**Description of the task**
Print every entry exactly as written.

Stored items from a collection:
= = = =

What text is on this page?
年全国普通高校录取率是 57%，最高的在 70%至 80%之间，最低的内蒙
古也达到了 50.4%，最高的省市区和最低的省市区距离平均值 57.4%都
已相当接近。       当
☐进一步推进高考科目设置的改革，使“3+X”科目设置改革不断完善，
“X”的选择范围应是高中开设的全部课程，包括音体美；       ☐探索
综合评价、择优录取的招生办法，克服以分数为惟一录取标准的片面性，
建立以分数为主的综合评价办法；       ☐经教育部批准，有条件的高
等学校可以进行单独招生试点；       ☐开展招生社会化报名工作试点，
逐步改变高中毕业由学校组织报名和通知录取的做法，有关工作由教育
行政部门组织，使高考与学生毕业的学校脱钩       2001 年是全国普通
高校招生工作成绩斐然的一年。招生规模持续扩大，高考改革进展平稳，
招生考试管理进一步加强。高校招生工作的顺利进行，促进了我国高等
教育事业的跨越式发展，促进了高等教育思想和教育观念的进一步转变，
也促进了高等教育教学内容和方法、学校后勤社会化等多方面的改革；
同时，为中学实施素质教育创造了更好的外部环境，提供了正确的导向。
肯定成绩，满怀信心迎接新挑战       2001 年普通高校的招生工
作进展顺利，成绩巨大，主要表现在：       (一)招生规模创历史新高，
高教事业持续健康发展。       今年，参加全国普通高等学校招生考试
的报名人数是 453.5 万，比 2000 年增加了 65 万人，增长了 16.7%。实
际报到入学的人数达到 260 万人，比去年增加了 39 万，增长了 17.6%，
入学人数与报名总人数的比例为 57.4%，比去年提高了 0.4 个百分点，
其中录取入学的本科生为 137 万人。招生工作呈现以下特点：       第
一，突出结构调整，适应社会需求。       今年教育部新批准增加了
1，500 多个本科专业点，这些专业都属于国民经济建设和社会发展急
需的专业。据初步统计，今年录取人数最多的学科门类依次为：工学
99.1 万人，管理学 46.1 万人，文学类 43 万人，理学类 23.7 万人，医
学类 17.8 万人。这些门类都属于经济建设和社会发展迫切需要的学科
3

= = = =

**Completed exercise**
What text is on this page?
年全国普通高校录取率是 57%，最高的在 70%至 80%之间，最低的内蒙
古也达到了 50.4%，最高的省市区和最低的省市区距离平均值 57.4%都
已相当接近。       当
☐进一步推进高考科目设置的改革，使“3+X”科目设置改革不断完善，
“X”的选择范围应是高中开设的全部课程，包括音体美；       ☐探索
综合评价、择优录取的招生办法，克服以分数为惟一录取标准的片面性，
建立以分数为主的综合评价办法；       ☐经教育部批准，有条件的高
等学校可以进行单独招生试点；       ☐开展招生社会化报名工作试点，
逐步改变高中毕业由学校组织报名和通知录取的做法，有关工作由教育
行政部门组织，使高考与学生毕业的学校脱钩       2001 年是全国普通
高校招生工作成绩斐然的一年。招生规模持续扩大，高考改革进展平稳，
招生考试管理进一步加强。高校招生工作的顺利进行，促进了我国高等
教育事业的跨越式发展，促进了高等教育思想和教育观念的进一步转变，
也促进了高等教育教学内容和方法、学校后勤社会化等多方面的改革；
同时，为中学实施素质教育创造了更好的外部环境，提供了正确的导向。
肯定成绩，满怀信心迎接新挑战       2001 年普通高校的招生工
作进展顺利，成绩巨大，主要表现在：       (一)招生规模创历史新高，
高教事业持续健康发展。       今年，参加全国普通高等学校招生考试
的报名人数是 453.5 万，比 2000 年增加了 65 万人，增长了 16.7%。实
际报到入学的人数达到 260 万人，比去年增加了 39 万，增长了 17.6%，
入学人数与报名总人数的比例为 57.4%，比去年提高了 0.4 个百分点，
其中录取入学的本科生为 137 万人。招生工作呈现以下特点：       第
一，突出结构调整，适应社会需求。       今年教育部新批准增加了
1，500 多个本科专业点，这些专业都属于国民经济建设和社会发展急
需的专业。据初步统计，今年录取人数最多的学科门类依次为：工学
99.1 万人，管理学 46.1 万人，文学类 43 万人，理学类 23.7 万人，医
学类 17.8 万人。这些门类都属于经济建设和社会发展迫切需要的学科
3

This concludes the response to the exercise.